## Task instructions
Across the entries below, how many lines contain the word "name"? Give the number alone.

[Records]

★ ★ ★ ★ ★ ★ ★

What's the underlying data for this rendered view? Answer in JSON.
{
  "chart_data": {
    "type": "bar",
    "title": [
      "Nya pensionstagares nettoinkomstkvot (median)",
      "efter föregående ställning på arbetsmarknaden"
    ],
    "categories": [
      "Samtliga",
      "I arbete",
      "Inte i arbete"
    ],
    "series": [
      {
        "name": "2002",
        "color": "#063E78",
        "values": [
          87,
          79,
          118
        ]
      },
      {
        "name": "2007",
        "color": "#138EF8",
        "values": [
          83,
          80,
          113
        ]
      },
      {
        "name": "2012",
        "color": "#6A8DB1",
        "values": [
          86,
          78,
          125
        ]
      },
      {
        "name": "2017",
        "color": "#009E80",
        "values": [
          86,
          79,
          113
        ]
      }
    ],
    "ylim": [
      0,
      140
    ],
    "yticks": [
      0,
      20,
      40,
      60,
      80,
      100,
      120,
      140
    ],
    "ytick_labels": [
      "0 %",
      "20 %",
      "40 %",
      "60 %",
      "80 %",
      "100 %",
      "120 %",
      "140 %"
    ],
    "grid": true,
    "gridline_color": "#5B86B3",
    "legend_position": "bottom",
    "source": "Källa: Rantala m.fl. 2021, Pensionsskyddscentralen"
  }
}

★ ★ ★ ★ ★ ★ ★

## Output for this exercise
4